EXERCISE DESCRIPTION: Identify, in the records below, every line where the string "this" appears, and copy each such line.

INPUT DATA:
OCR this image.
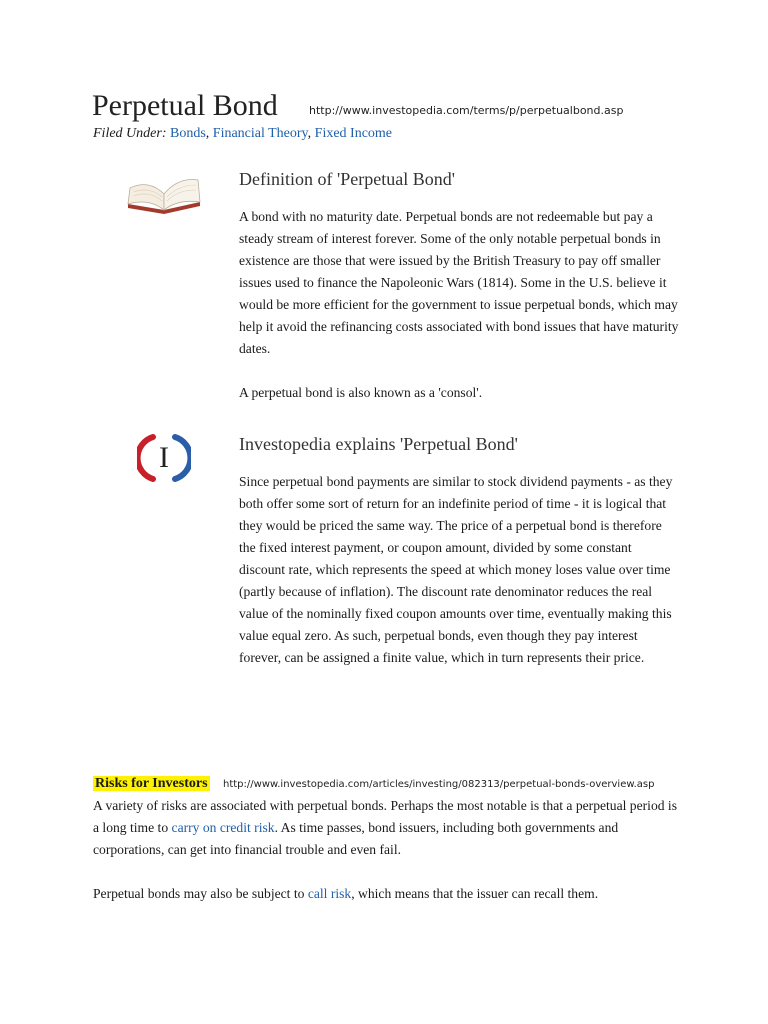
Perpetual Bond	http://www.investopedia.com/terms/p/perpetualbond.asp
Filed Under: Bonds, Financial Theory, Fixed Income
Definition of 'Perpetual Bond'

A bond with no maturity date. Perpetual bonds are not redeemable but pay a steady stream of interest forever. Some of the only notable perpetual bonds in existence are those that were issued by the British Treasury to pay off smaller issues used to finance the Napoleonic Wars (1814). Some in the U.S. believe it would be more efficient for the government to issue perpetual bonds, which may help it avoid the refinancing costs associated with bond issues that have maturity dates.

A perpetual bond is also known as a 'consol'.

I	Investopedia explains 'Perpetual Bond'

Since perpetual bond payments are similar to stock dividend payments - as they both offer some sort of return for an indefinite period of time - it is logical that they would be priced the same way. The price of a perpetual bond is therefore the fixed interest payment, or coupon amount, divided by some constant discount rate, which represents the speed at which money loses value over time (partly because of inflation). The discount rate denominator reduces the real value of the nominally fixed coupon amounts over time, eventually making this value equal zero. As such, perpetual bonds, even though they pay interest forever, can be assigned a finite value, which in turn represents their price.

Risks for Investors http://www.investopedia.com/articles/investing/082313/perpetual-bonds-overview.asp

A variety of risks are associated with perpetual bonds. Perhaps the most notable is that a perpetual period is a long time to carry on credit risk. As time passes, bond issuers, including both governments and corporations, can get into financial trouble and even fail.

Perpetual bonds may also be subject to call risk, which means that the issuer can recall them.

RESULT BELOW:
OCR this image.
Since perpetual bond payments are similar to stock dividend payments - as they both offer some sort of return for an indefinite period of time - it is logical that they would be priced the same way. The price of a perpetual bond is therefore the fixed interest payment, or coupon amount, divided by some constant discount rate, which represents the speed at which money loses value over time (partly because of inflation). The discount rate denominator reduces the real value of the nominally fixed coupon amounts over time, eventually making this value equal zero. As such, perpetual bonds, even though they pay interest forever, can be assigned a finite value, which in turn represents their price.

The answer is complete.